* **What is being asked**
Copy every line of the records below where the word "this" occurs.

──────── Data lines ────────

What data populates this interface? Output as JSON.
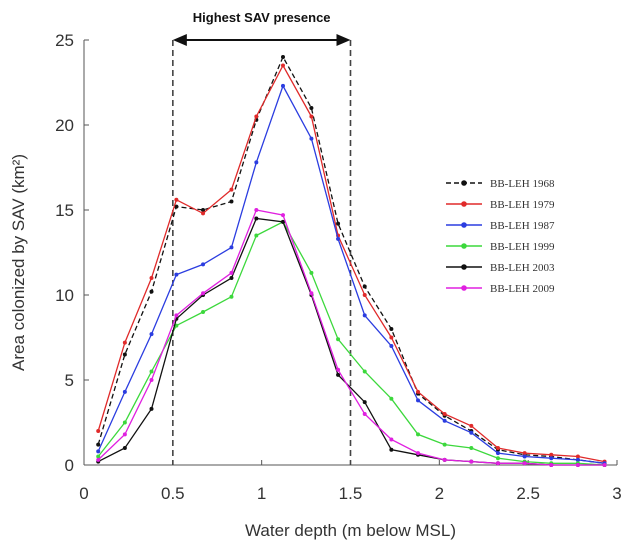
{
  "chart_data": {
    "type": "line",
    "title": "",
    "xlabel": "Water depth (m below MSL)",
    "ylabel": "Area colonized by SAV (km²)",
    "xlim": [
      0,
      3
    ],
    "ylim": [
      0,
      25
    ],
    "x_ticks": [
      "0",
      "0.5",
      "1",
      "1.5",
      "2",
      "2.5",
      "3"
    ],
    "y_ticks": [
      "0",
      "5",
      "10",
      "15",
      "20",
      "25"
    ],
    "grid": false,
    "legend_position": "right",
    "annotation": {
      "text": "Highest SAV presence",
      "x_start": 0.5,
      "x_end": 1.5
    },
    "x": [
      0.08,
      0.23,
      0.38,
      0.52,
      0.67,
      0.83,
      0.97,
      1.12,
      1.28,
      1.43,
      1.58,
      1.73,
      1.88,
      2.03,
      2.18,
      2.33,
      2.48,
      2.63,
      2.78,
      2.93
    ],
    "series": [
      {
        "name": "BB-LEH 1968",
        "color": "#111111",
        "dashed": true,
        "values": [
          1.2,
          6.5,
          10.2,
          15.2,
          15.0,
          15.5,
          20.3,
          24.0,
          21.0,
          14.2,
          10.5,
          8.0,
          4.2,
          2.9,
          2.0,
          0.9,
          0.6,
          0.5,
          0.3,
          0.1
        ]
      },
      {
        "name": "BB-LEH 1979",
        "color": "#e02a2a",
        "dashed": false,
        "values": [
          2.0,
          7.2,
          11.0,
          15.6,
          14.8,
          16.2,
          20.5,
          23.5,
          20.5,
          13.5,
          10.0,
          7.5,
          4.3,
          3.0,
          2.3,
          1.0,
          0.7,
          0.6,
          0.5,
          0.2
        ]
      },
      {
        "name": "BB-LEH 1987",
        "color": "#2b3de0",
        "dashed": false,
        "values": [
          0.8,
          4.3,
          7.7,
          11.2,
          11.8,
          12.8,
          17.8,
          22.3,
          19.2,
          13.3,
          8.8,
          7.0,
          3.8,
          2.6,
          1.9,
          0.7,
          0.5,
          0.4,
          0.3,
          0.1
        ]
      },
      {
        "name": "BB-LEH 1999",
        "color": "#3cd83c",
        "dashed": false,
        "values": [
          0.5,
          2.5,
          5.5,
          8.2,
          9.0,
          9.9,
          13.5,
          14.3,
          11.3,
          7.4,
          5.5,
          3.9,
          1.8,
          1.2,
          1.0,
          0.4,
          0.2,
          0.1,
          0.1,
          0.0
        ]
      },
      {
        "name": "BB-LEH 2003",
        "color": "#111111",
        "dashed": false,
        "values": [
          0.2,
          1.0,
          3.3,
          8.6,
          10.0,
          11.0,
          14.5,
          14.3,
          10.0,
          5.3,
          3.7,
          0.9,
          0.6,
          0.3,
          0.2,
          0.1,
          0.1,
          0.0,
          0.0,
          0.0
        ]
      },
      {
        "name": "BB-LEH 2009",
        "color": "#e020e0",
        "dashed": false,
        "values": [
          0.3,
          1.8,
          5.0,
          8.8,
          10.1,
          11.3,
          15.0,
          14.7,
          10.1,
          5.6,
          3.0,
          1.5,
          0.7,
          0.3,
          0.2,
          0.1,
          0.1,
          0.0,
          0.0,
          0.0
        ]
      }
    ]
  }
}
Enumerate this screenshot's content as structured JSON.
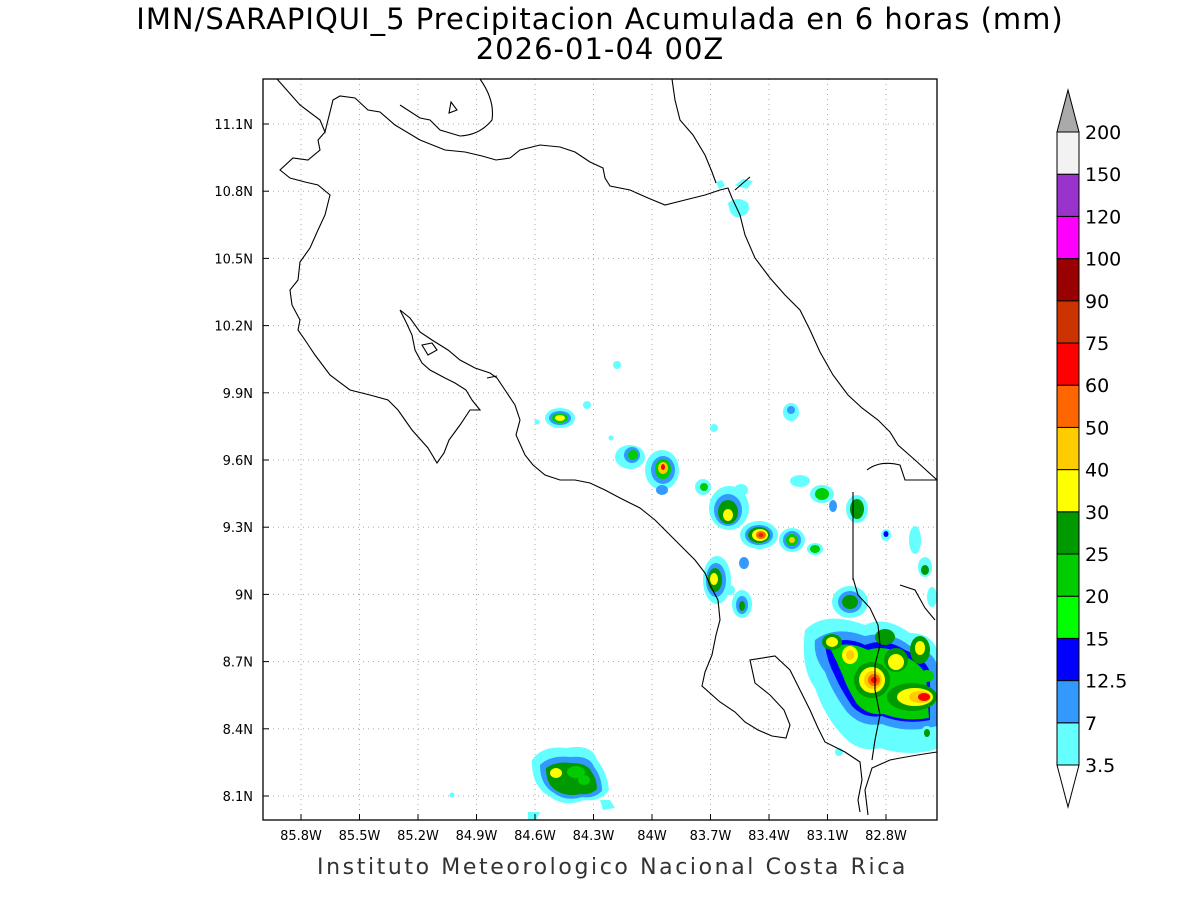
{
  "title": {
    "line1": "IMN/SARAPIQUI_5 Precipitacion Acumulada en 6 horas (mm)",
    "line2": "2026-01-04 00Z"
  },
  "map": {
    "lon_labels": [
      "85.8W",
      "85.5W",
      "85.2W",
      "84.9W",
      "84.6W",
      "84.3W",
      "84W",
      "83.7W",
      "83.4W",
      "83.1W",
      "82.8W"
    ],
    "lat_labels": [
      "11.1N",
      "10.8N",
      "10.5N",
      "10.2N",
      "9.9N",
      "9.6N",
      "9.3N",
      "9N",
      "8.7N",
      "8.4N",
      "8.1N"
    ],
    "grid_lines": "dotted"
  },
  "colorbar": {
    "unit": "mm",
    "levels": [
      "3.5",
      "7",
      "12.5",
      "15",
      "20",
      "25",
      "30",
      "40",
      "50",
      "60",
      "75",
      "90",
      "100",
      "120",
      "150",
      "200"
    ],
    "colors": [
      "#66ffff",
      "#3399ff",
      "#0000ff",
      "#00ff00",
      "#00cc00",
      "#009900",
      "#ffff00",
      "#ffcc00",
      "#ff6600",
      "#ff0000",
      "#cc3300",
      "#990000",
      "#ff00ff",
      "#9933cc",
      "#f2f2f2",
      "#aaaaaa"
    ]
  },
  "credit": "Instituto Meteorologico Nacional Costa Rica"
}
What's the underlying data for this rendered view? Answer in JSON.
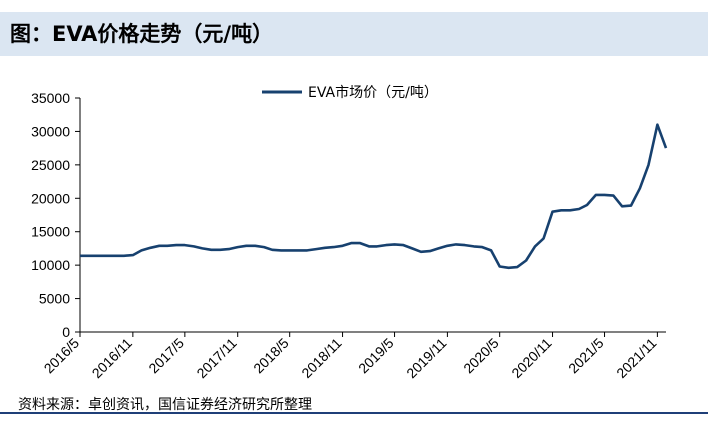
{
  "page": {
    "title": "图：EVA价格走势（元/吨）",
    "source": "资料来源：卓创资讯，国信证券经济研究所整理"
  },
  "colors": {
    "line": "#17416f",
    "title_band": "#dbe6f2",
    "axis": "#000000"
  },
  "chart_data": {
    "type": "line",
    "title": "",
    "xlabel": "",
    "ylabel": "",
    "ylim": [
      0,
      35000
    ],
    "y_ticks": [
      0,
      5000,
      10000,
      15000,
      20000,
      25000,
      30000,
      35000
    ],
    "y_tick_labels": [
      "0",
      "5000",
      "10000",
      "15000",
      "20000",
      "25000",
      "30000",
      "35000"
    ],
    "x_tick_labels": [
      "2016/5",
      "2016/11",
      "2017/5",
      "2017/11",
      "2018/5",
      "2018/11",
      "2019/5",
      "2019/11",
      "2020/5",
      "2020/11",
      "2021/5",
      "2021/11"
    ],
    "legend_position": "top-center",
    "series": [
      {
        "name": "EVA市场价（元/吨）",
        "x": [
          "2016-05-01",
          "2016-06-01",
          "2016-07-01",
          "2016-08-01",
          "2016-09-01",
          "2016-10-01",
          "2016-11-01",
          "2016-12-01",
          "2017-01-01",
          "2017-02-01",
          "2017-03-01",
          "2017-04-01",
          "2017-05-01",
          "2017-06-01",
          "2017-07-01",
          "2017-08-01",
          "2017-09-01",
          "2017-10-01",
          "2017-11-01",
          "2017-12-01",
          "2018-01-01",
          "2018-02-01",
          "2018-03-01",
          "2018-04-01",
          "2018-05-01",
          "2018-06-01",
          "2018-07-01",
          "2018-08-01",
          "2018-09-01",
          "2018-10-01",
          "2018-11-01",
          "2018-12-01",
          "2019-01-01",
          "2019-02-01",
          "2019-03-01",
          "2019-04-01",
          "2019-05-01",
          "2019-06-01",
          "2019-07-01",
          "2019-08-01",
          "2019-09-01",
          "2019-10-01",
          "2019-11-01",
          "2019-12-01",
          "2020-01-01",
          "2020-02-01",
          "2020-03-01",
          "2020-04-01",
          "2020-05-01",
          "2020-06-01",
          "2020-07-01",
          "2020-08-01",
          "2020-09-01",
          "2020-10-01",
          "2020-11-01",
          "2020-12-01",
          "2021-01-01",
          "2021-02-01",
          "2021-03-01",
          "2021-04-01",
          "2021-05-01",
          "2021-06-01",
          "2021-07-01",
          "2021-08-01",
          "2021-09-01",
          "2021-10-01",
          "2021-11-01",
          "2021-12-01"
        ],
        "values": [
          11400,
          11400,
          11400,
          11400,
          11400,
          11400,
          11500,
          12200,
          12600,
          12900,
          12900,
          13000,
          13000,
          12800,
          12500,
          12300,
          12300,
          12400,
          12700,
          12900,
          12900,
          12700,
          12300,
          12200,
          12200,
          12200,
          12200,
          12400,
          12600,
          12700,
          12900,
          13300,
          13300,
          12800,
          12800,
          13000,
          13100,
          13000,
          12500,
          12000,
          12100,
          12500,
          12900,
          13100,
          13000,
          12800,
          12700,
          12200,
          9800,
          9600,
          9700,
          10700,
          12800,
          14000,
          18000,
          18200,
          18200,
          18400,
          19000,
          20500,
          20500,
          20400,
          18800,
          18900,
          21500,
          25000,
          31000,
          27500
        ]
      }
    ]
  }
}
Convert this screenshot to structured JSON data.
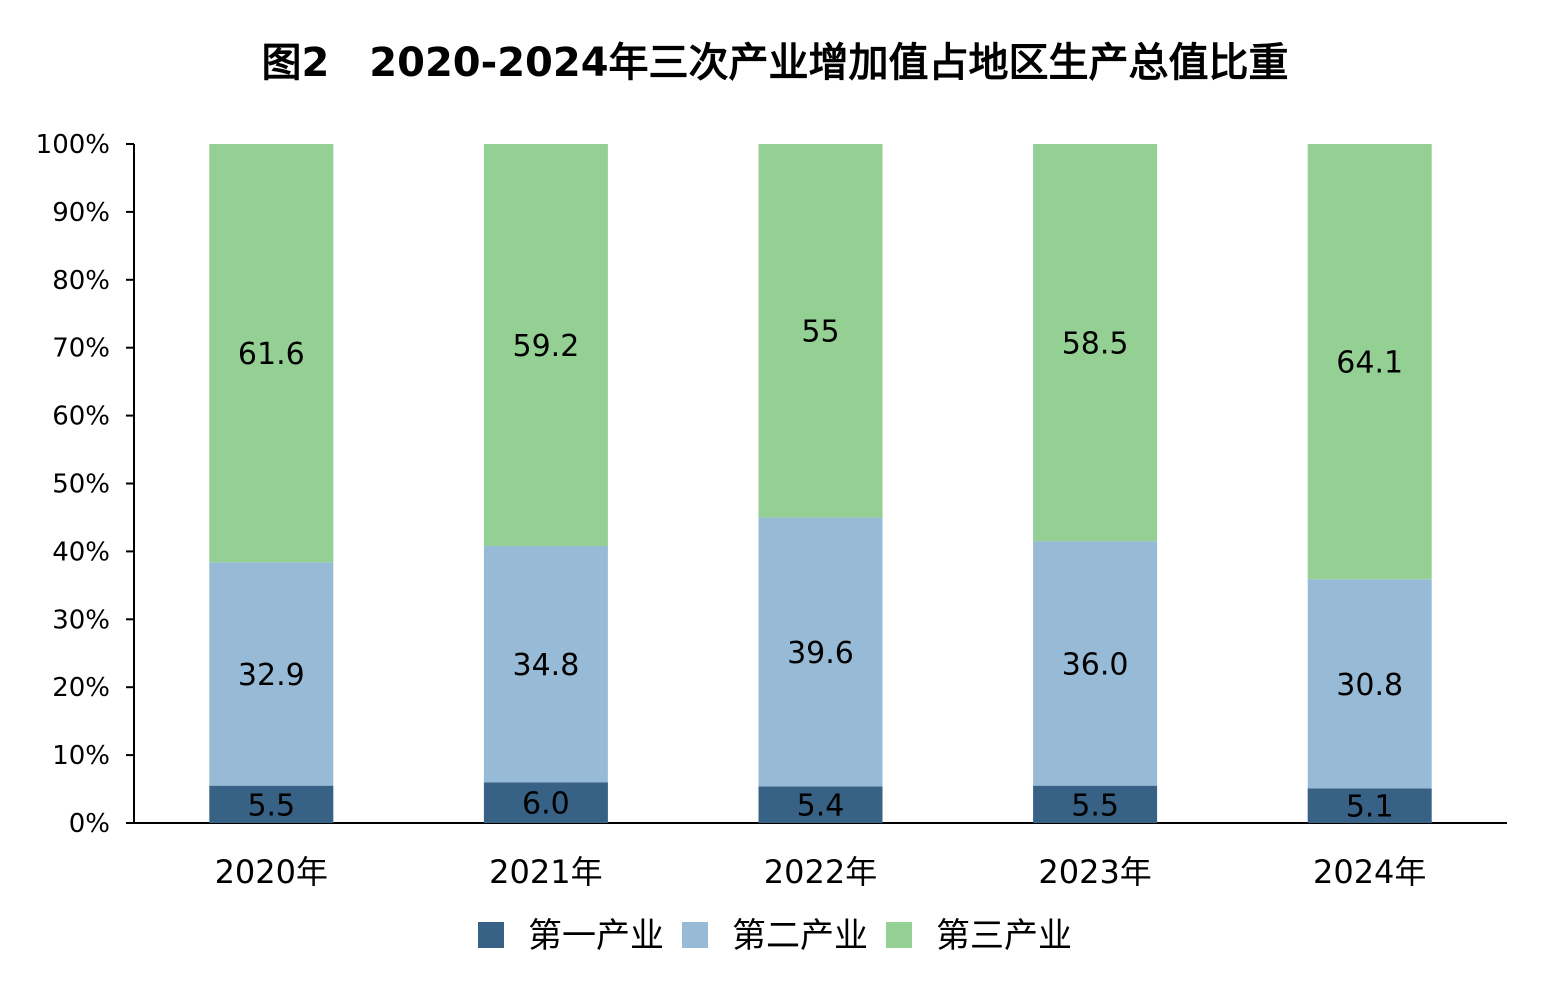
{
  "chart_data": {
    "type": "bar",
    "stacked": true,
    "title": "图2　2020-2024年三次产业增加值占地区生产总值比重",
    "categories": [
      "2020年",
      "2021年",
      "2022年",
      "2023年",
      "2024年"
    ],
    "series": [
      {
        "name": "第一产业",
        "color": "#376185",
        "values": [
          5.5,
          6.0,
          5.4,
          5.5,
          5.1
        ],
        "labels": [
          "5.5",
          "6.0",
          "5.4",
          "5.5",
          "5.1"
        ]
      },
      {
        "name": "第二产业",
        "color": "#97BBD6",
        "values": [
          32.9,
          34.8,
          39.6,
          36.0,
          30.8
        ],
        "labels": [
          "32.9",
          "34.8",
          "39.6",
          "36.0",
          "30.8"
        ]
      },
      {
        "name": "第三产业",
        "color": "#94D093",
        "values": [
          61.6,
          59.2,
          55,
          58.5,
          64.1
        ],
        "labels": [
          "61.6",
          "59.2",
          "55",
          "58.5",
          "64.1"
        ]
      }
    ],
    "yticks": [
      "0%",
      "10%",
      "20%",
      "30%",
      "40%",
      "50%",
      "60%",
      "70%",
      "80%",
      "90%",
      "100%"
    ],
    "ylim": [
      0,
      100
    ],
    "grid": false,
    "legend": "bottom"
  }
}
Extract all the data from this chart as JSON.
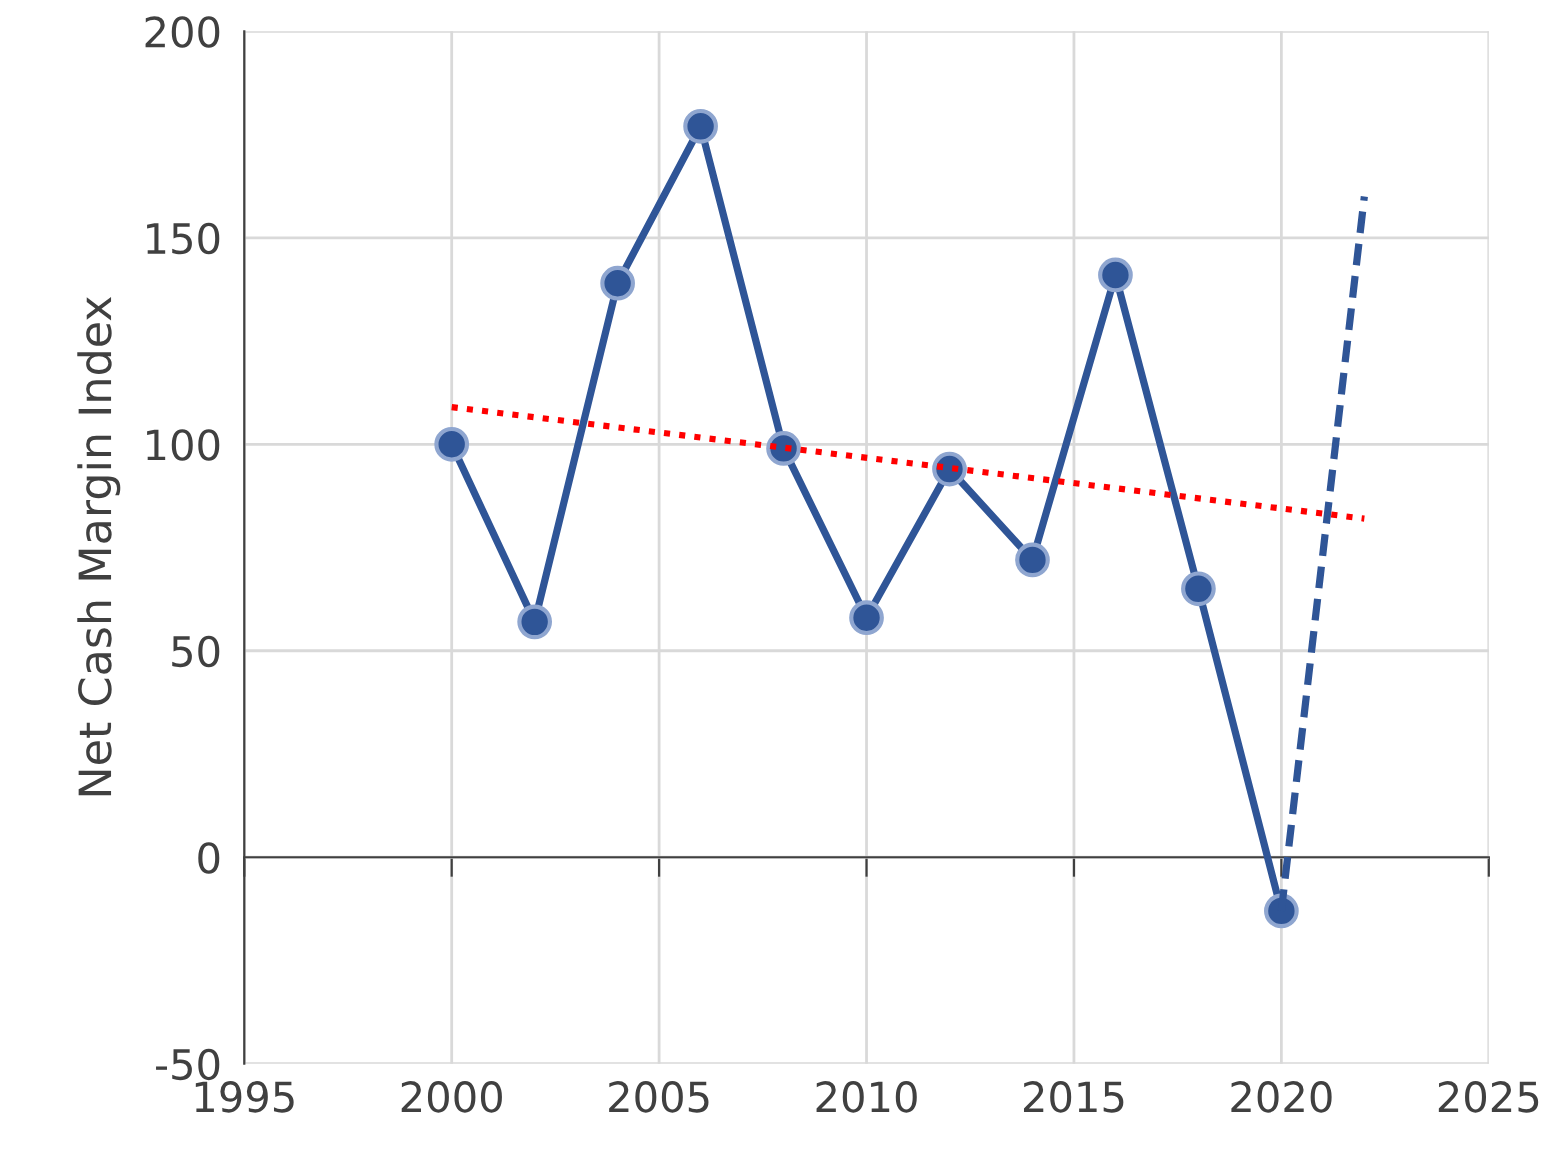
{
  "chart_data": {
    "type": "line",
    "ylabel": "Net Cash Margin Index",
    "xlim": [
      1995,
      2025
    ],
    "xticks": [
      1995,
      2000,
      2005,
      2010,
      2015,
      2020,
      2025
    ],
    "ylim": [
      -50,
      200
    ],
    "yticks": [
      -50,
      0,
      50,
      100,
      150,
      200
    ],
    "grid": true,
    "series": [
      {
        "x": [
          2000,
          2002,
          2004,
          2006,
          2008,
          2010,
          2012,
          2014,
          2016,
          2018,
          2020
        ],
        "values": [
          100,
          57,
          139,
          177,
          99,
          58,
          94,
          72,
          141,
          65,
          -13
        ],
        "color": "#2f5597",
        "marker": "circle",
        "line_style": "solid"
      },
      {
        "x": [
          2020,
          2022
        ],
        "values": [
          -13,
          160
        ],
        "color": "#2f5597",
        "marker": "none",
        "line_style": "dashed"
      },
      {
        "x": [
          2000,
          2022
        ],
        "values": [
          109,
          82
        ],
        "color": "#ff0000",
        "marker": "none",
        "line_style": "dotted"
      }
    ]
  }
}
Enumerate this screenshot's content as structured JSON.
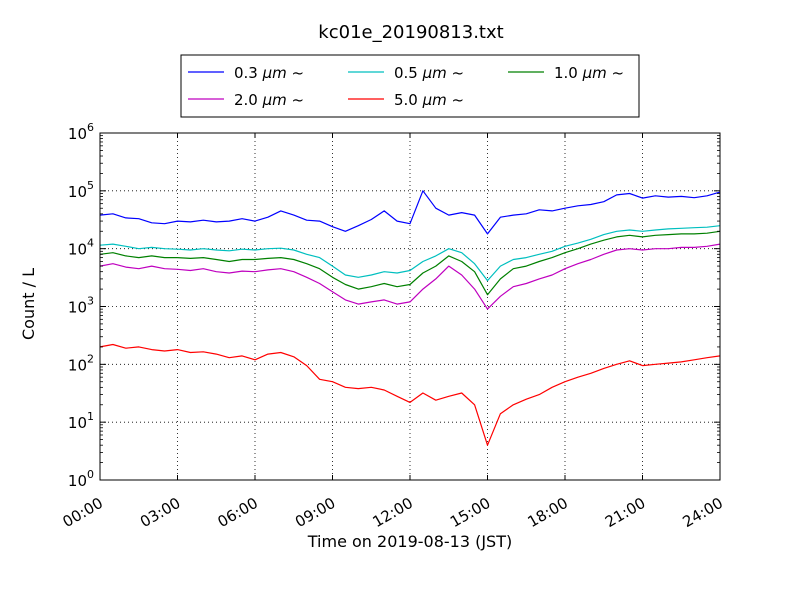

────────

* **Correct result**
What data populates this interface? Output as JSON.
Enumerate this screenshot's content as structured JSON.
What's the underlying data for this rendered view? Answer in JSON.
Convert this screenshot to structured JSON data.
Extract all the data from this chart as JSON.
Enumerate this screenshot's content as structured JSON.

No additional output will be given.